[PROBLEM STATEMENT]
Write out all the lines again, precisely as they stand, but without the images.

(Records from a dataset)

###

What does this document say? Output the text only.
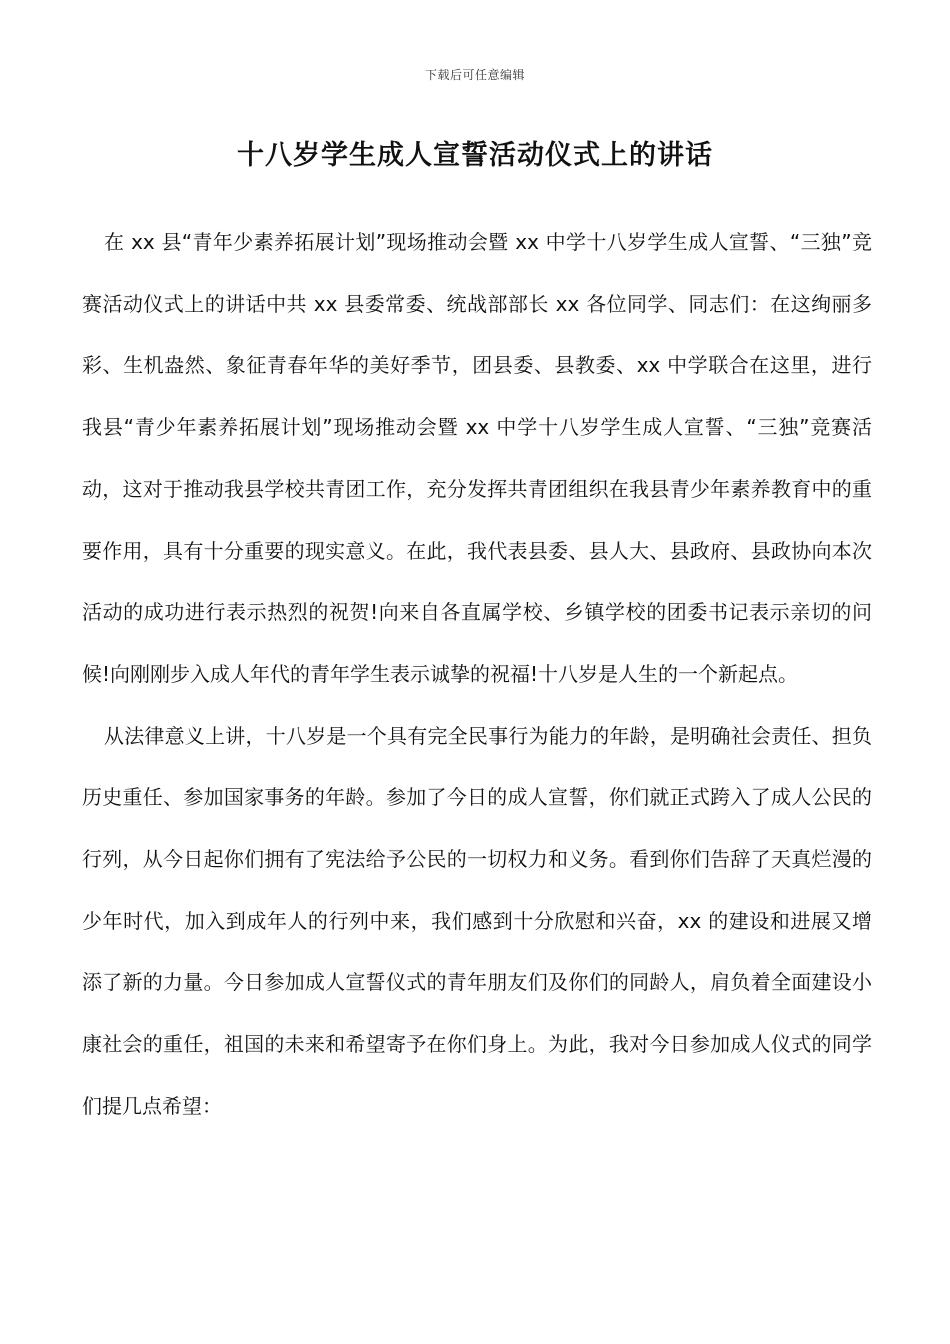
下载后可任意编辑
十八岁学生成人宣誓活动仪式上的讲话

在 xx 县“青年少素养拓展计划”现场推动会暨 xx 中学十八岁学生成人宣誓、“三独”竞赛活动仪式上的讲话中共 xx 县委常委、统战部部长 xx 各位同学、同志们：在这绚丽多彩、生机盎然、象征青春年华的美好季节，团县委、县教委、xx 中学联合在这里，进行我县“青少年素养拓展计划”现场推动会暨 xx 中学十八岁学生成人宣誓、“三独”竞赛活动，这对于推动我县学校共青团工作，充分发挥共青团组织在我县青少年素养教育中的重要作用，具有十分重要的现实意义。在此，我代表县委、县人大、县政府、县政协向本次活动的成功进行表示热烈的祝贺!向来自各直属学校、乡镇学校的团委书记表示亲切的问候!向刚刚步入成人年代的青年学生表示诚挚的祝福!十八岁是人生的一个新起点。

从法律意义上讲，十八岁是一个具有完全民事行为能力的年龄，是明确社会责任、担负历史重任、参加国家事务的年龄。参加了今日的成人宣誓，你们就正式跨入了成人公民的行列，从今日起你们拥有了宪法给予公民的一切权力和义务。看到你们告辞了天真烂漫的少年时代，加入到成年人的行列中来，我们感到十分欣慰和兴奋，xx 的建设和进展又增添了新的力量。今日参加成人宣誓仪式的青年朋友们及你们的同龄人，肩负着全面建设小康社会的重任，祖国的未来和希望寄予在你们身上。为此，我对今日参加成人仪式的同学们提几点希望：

###

[RESULT OF THE EXERCISE]
What does this document say? Output the text only.
下载后可任意编辑
十八岁学生成人宣誓活动仪式上的讲话

在 xx 县“青年少素养拓展计划”现场推动会暨 xx 中学十八岁学生成人宣誓、“三独”竞赛活动仪式上的讲话中共 xx 县委常委、统战部部长 xx 各位同学、同志们：在这绚丽多彩、生机盎然、象征青春年华的美好季节，团县委、县教委、xx 中学联合在这里，进行我县“青少年素养拓展计划”现场推动会暨 xx 中学十八岁学生成人宣誓、“三独”竞赛活动，这对于推动我县学校共青团工作，充分发挥共青团组织在我县青少年素养教育中的重要作用，具有十分重要的现实意义。在此，我代表县委、县人大、县政府、县政协向本次活动的成功进行表示热烈的祝贺!向来自各直属学校、乡镇学校的团委书记表示亲切的问候!向刚刚步入成人年代的青年学生表示诚挚的祝福!十八岁是人生的一个新起点。

从法律意义上讲，十八岁是一个具有完全民事行为能力的年龄，是明确社会责任、担负历史重任、参加国家事务的年龄。参加了今日的成人宣誓，你们就正式跨入了成人公民的行列，从今日起你们拥有了宪法给予公民的一切权力和义务。看到你们告辞了天真烂漫的少年时代，加入到成年人的行列中来，我们感到十分欣慰和兴奋，xx 的建设和进展又增添了新的力量。今日参加成人宣誓仪式的青年朋友们及你们的同龄人，肩负着全面建设小康社会的重任，祖国的未来和希望寄予在你们身上。为此，我对今日参加成人仪式的同学们提几点希望：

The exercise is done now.